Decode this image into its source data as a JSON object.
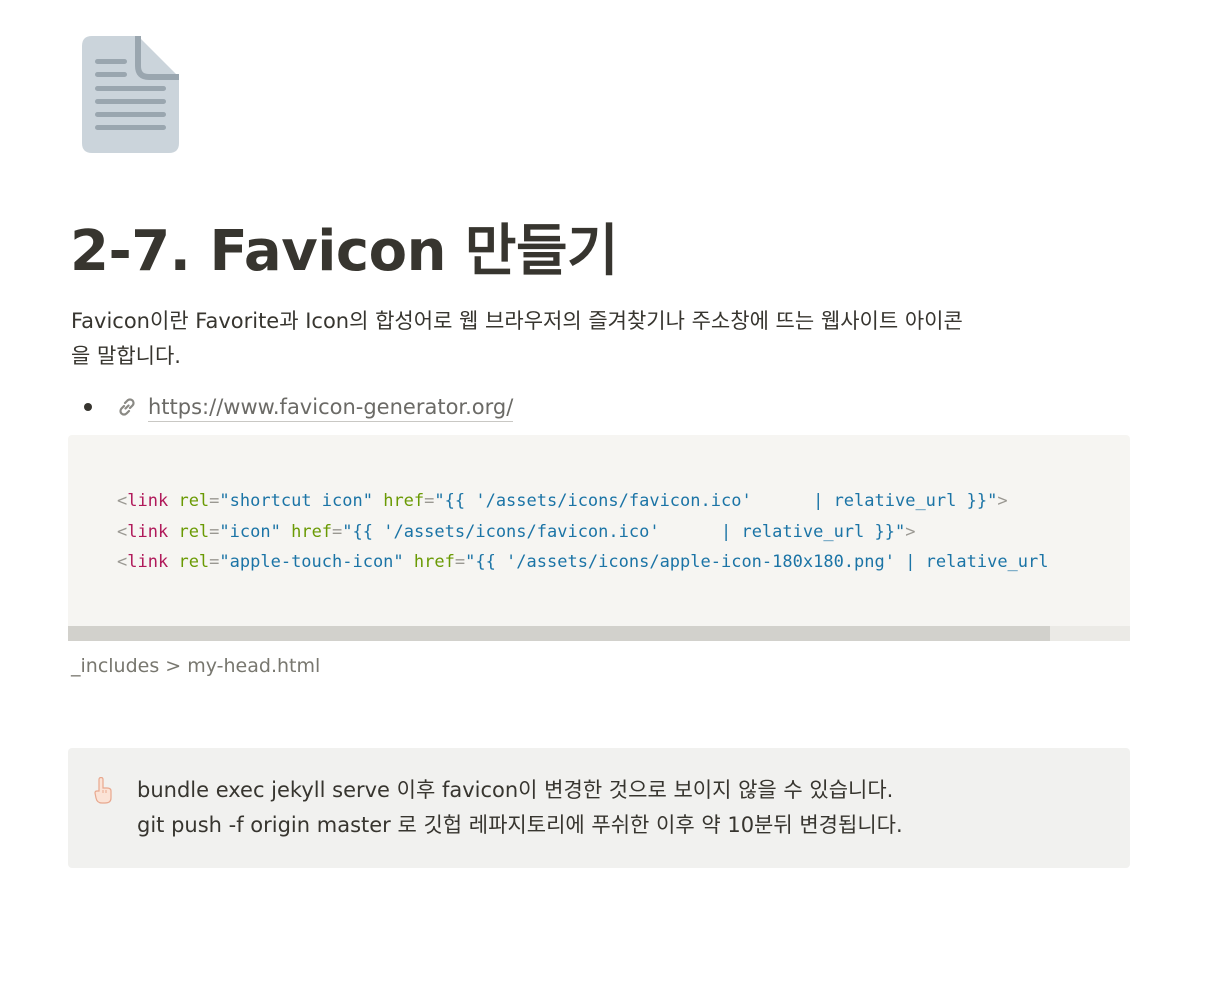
{
  "page": {
    "icon": "document-icon",
    "title": "2-7. Favicon 만들기",
    "intro_line1": "Favicon이란 Favorite과 Icon의 합성어로 웹 브라우저의 즐겨찾기나 주소창에 뜨는 웹사이트 아이콘",
    "intro_line2": "을 말합니다."
  },
  "bullet": {
    "icon": "link-icon",
    "link_text": "https://www.favicon-generator.org/"
  },
  "code_block": {
    "lines": [
      [
        {
          "t": "<",
          "c": "punct"
        },
        {
          "t": "link",
          "c": "tag"
        },
        {
          "t": " ",
          "c": "plain"
        },
        {
          "t": "rel",
          "c": "attr"
        },
        {
          "t": "=",
          "c": "punct"
        },
        {
          "t": "\"shortcut icon\"",
          "c": "str"
        },
        {
          "t": " ",
          "c": "plain"
        },
        {
          "t": "href",
          "c": "attr"
        },
        {
          "t": "=",
          "c": "punct"
        },
        {
          "t": "\"{{ '/assets/icons/favicon.ico'      | relative_url }}\"",
          "c": "str"
        },
        {
          "t": ">",
          "c": "punct"
        }
      ],
      [
        {
          "t": "<",
          "c": "punct"
        },
        {
          "t": "link",
          "c": "tag"
        },
        {
          "t": " ",
          "c": "plain"
        },
        {
          "t": "rel",
          "c": "attr"
        },
        {
          "t": "=",
          "c": "punct"
        },
        {
          "t": "\"icon\"",
          "c": "str"
        },
        {
          "t": " ",
          "c": "plain"
        },
        {
          "t": "href",
          "c": "attr"
        },
        {
          "t": "=",
          "c": "punct"
        },
        {
          "t": "\"{{ '/assets/icons/favicon.ico'      | relative_url }}\"",
          "c": "str"
        },
        {
          "t": ">",
          "c": "punct"
        }
      ],
      [
        {
          "t": "<",
          "c": "punct"
        },
        {
          "t": "link",
          "c": "tag"
        },
        {
          "t": " ",
          "c": "plain"
        },
        {
          "t": "rel",
          "c": "attr"
        },
        {
          "t": "=",
          "c": "punct"
        },
        {
          "t": "\"apple-touch-icon\"",
          "c": "str"
        },
        {
          "t": " ",
          "c": "plain"
        },
        {
          "t": "href",
          "c": "attr"
        },
        {
          "t": "=",
          "c": "punct"
        },
        {
          "t": "\"{{ '/assets/icons/apple-icon-180x180.png' | relative_url",
          "c": "str"
        }
      ]
    ],
    "caption": "_includes > my-head.html"
  },
  "callout": {
    "icon": "pointing-up-hand-icon",
    "line1": "bundle exec jekyll serve 이후 favicon이 변경한 것으로 보이지 않을 수 있습니다.",
    "line2": "git push -f origin master 로 깃헙 레파지토리에 푸쉬한 이후 약 10분뒤 변경됩니다."
  }
}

####################

WHAT YOU WILL DO: Leave the pictures out and print the records above exactly as they stand.

ANSWER TO THE EXERCISE:
Decode this image into its source data as a JSON object.
{
  "page": {
    "icon": "document-icon",
    "title": "2-7. Favicon 만들기",
    "intro_line1": "Favicon이란 Favorite과 Icon의 합성어로 웹 브라우저의 즐겨찾기나 주소창에 뜨는 웹사이트 아이콘",
    "intro_line2": "을 말합니다."
  },
  "bullet": {
    "icon": "link-icon",
    "link_text": "https://www.favicon-generator.org/"
  },
  "code_block": {
    "lines": [
      [
        {
          "t": "<",
          "c": "punct"
        },
        {
          "t": "link",
          "c": "tag"
        },
        {
          "t": " ",
          "c": "plain"
        },
        {
          "t": "rel",
          "c": "attr"
        },
        {
          "t": "=",
          "c": "punct"
        },
        {
          "t": "\"shortcut icon\"",
          "c": "str"
        },
        {
          "t": " ",
          "c": "plain"
        },
        {
          "t": "href",
          "c": "attr"
        },
        {
          "t": "=",
          "c": "punct"
        },
        {
          "t": "\"{{ '/assets/icons/favicon.ico'      | relative_url }}\"",
          "c": "str"
        },
        {
          "t": ">",
          "c": "punct"
        }
      ],
      [
        {
          "t": "<",
          "c": "punct"
        },
        {
          "t": "link",
          "c": "tag"
        },
        {
          "t": " ",
          "c": "plain"
        },
        {
          "t": "rel",
          "c": "attr"
        },
        {
          "t": "=",
          "c": "punct"
        },
        {
          "t": "\"icon\"",
          "c": "str"
        },
        {
          "t": " ",
          "c": "plain"
        },
        {
          "t": "href",
          "c": "attr"
        },
        {
          "t": "=",
          "c": "punct"
        },
        {
          "t": "\"{{ '/assets/icons/favicon.ico'      | relative_url }}\"",
          "c": "str"
        },
        {
          "t": ">",
          "c": "punct"
        }
      ],
      [
        {
          "t": "<",
          "c": "punct"
        },
        {
          "t": "link",
          "c": "tag"
        },
        {
          "t": " ",
          "c": "plain"
        },
        {
          "t": "rel",
          "c": "attr"
        },
        {
          "t": "=",
          "c": "punct"
        },
        {
          "t": "\"apple-touch-icon\"",
          "c": "str"
        },
        {
          "t": " ",
          "c": "plain"
        },
        {
          "t": "href",
          "c": "attr"
        },
        {
          "t": "=",
          "c": "punct"
        },
        {
          "t": "\"{{ '/assets/icons/apple-icon-180x180.png' | relative_url",
          "c": "str"
        }
      ]
    ],
    "caption": "_includes > my-head.html"
  },
  "callout": {
    "icon": "pointing-up-hand-icon",
    "line1": "bundle exec jekyll serve 이후 favicon이 변경한 것으로 보이지 않을 수 있습니다.",
    "line2": "git push -f origin master 로 깃헙 레파지토리에 푸쉬한 이후 약 10분뒤 변경됩니다."
  }
}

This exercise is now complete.